»»
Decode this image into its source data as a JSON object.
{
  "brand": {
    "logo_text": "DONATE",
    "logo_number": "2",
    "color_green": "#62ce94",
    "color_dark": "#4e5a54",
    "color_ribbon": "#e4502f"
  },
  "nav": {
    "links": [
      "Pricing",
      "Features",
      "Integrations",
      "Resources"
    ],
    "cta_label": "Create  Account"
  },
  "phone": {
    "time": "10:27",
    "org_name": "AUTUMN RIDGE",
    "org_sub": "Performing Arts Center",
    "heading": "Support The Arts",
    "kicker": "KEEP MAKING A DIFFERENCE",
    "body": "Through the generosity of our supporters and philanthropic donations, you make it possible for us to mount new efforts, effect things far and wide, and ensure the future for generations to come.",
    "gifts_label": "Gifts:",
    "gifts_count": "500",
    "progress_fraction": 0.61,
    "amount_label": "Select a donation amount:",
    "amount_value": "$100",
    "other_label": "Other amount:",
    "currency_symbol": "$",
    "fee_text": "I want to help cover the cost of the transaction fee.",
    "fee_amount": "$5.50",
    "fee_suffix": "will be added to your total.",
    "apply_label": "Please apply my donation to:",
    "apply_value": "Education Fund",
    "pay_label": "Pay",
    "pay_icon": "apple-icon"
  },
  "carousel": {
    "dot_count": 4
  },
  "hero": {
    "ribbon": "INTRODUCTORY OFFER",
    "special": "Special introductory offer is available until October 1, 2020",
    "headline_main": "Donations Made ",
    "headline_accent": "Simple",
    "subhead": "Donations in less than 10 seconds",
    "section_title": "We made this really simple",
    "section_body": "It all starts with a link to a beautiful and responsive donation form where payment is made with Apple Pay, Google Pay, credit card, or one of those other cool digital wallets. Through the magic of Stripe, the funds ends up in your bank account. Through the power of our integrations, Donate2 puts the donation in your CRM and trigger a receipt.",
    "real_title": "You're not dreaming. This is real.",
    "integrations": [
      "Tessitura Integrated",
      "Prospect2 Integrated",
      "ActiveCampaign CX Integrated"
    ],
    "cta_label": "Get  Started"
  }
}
««
▸ **Aim of the task**
Return every line of the material exactly.

▸ **Right answer**
Decode this image into its source data as a JSON object.
{
  "brand": {
    "logo_text": "DONATE",
    "logo_number": "2",
    "color_green": "#62ce94",
    "color_dark": "#4e5a54",
    "color_ribbon": "#e4502f"
  },
  "nav": {
    "links": [
      "Pricing",
      "Features",
      "Integrations",
      "Resources"
    ],
    "cta_label": "Create  Account"
  },
  "phone": {
    "time": "10:27",
    "org_name": "AUTUMN RIDGE",
    "org_sub": "Performing Arts Center",
    "heading": "Support The Arts",
    "kicker": "KEEP MAKING A DIFFERENCE",
    "body": "Through the generosity of our supporters and philanthropic donations, you make it possible for us to mount new efforts, effect things far and wide, and ensure the future for generations to come.",
    "gifts_label": "Gifts:",
    "gifts_count": "500",
    "progress_fraction": 0.61,
    "amount_label": "Select a donation amount:",
    "amount_value": "$100",
    "other_label": "Other amount:",
    "currency_symbol": "$",
    "fee_text": "I want to help cover the cost of the transaction fee.",
    "fee_amount": "$5.50",
    "fee_suffix": "will be added to your total.",
    "apply_label": "Please apply my donation to:",
    "apply_value": "Education Fund",
    "pay_label": "Pay",
    "pay_icon": "apple-icon"
  },
  "carousel": {
    "dot_count": 4
  },
  "hero": {
    "ribbon": "INTRODUCTORY OFFER",
    "special": "Special introductory offer is available until October 1, 2020",
    "headline_main": "Donations Made ",
    "headline_accent": "Simple",
    "subhead": "Donations in less than 10 seconds",
    "section_title": "We made this really simple",
    "section_body": "It all starts with a link to a beautiful and responsive donation form where payment is made with Apple Pay, Google Pay, credit card, or one of those other cool digital wallets. Through the magic of Stripe, the funds ends up in your bank account. Through the power of our integrations, Donate2 puts the donation in your CRM and trigger a receipt.",
    "real_title": "You're not dreaming. This is real.",
    "integrations": [
      "Tessitura Integrated",
      "Prospect2 Integrated",
      "ActiveCampaign CX Integrated"
    ],
    "cta_label": "Get  Started"
  }
}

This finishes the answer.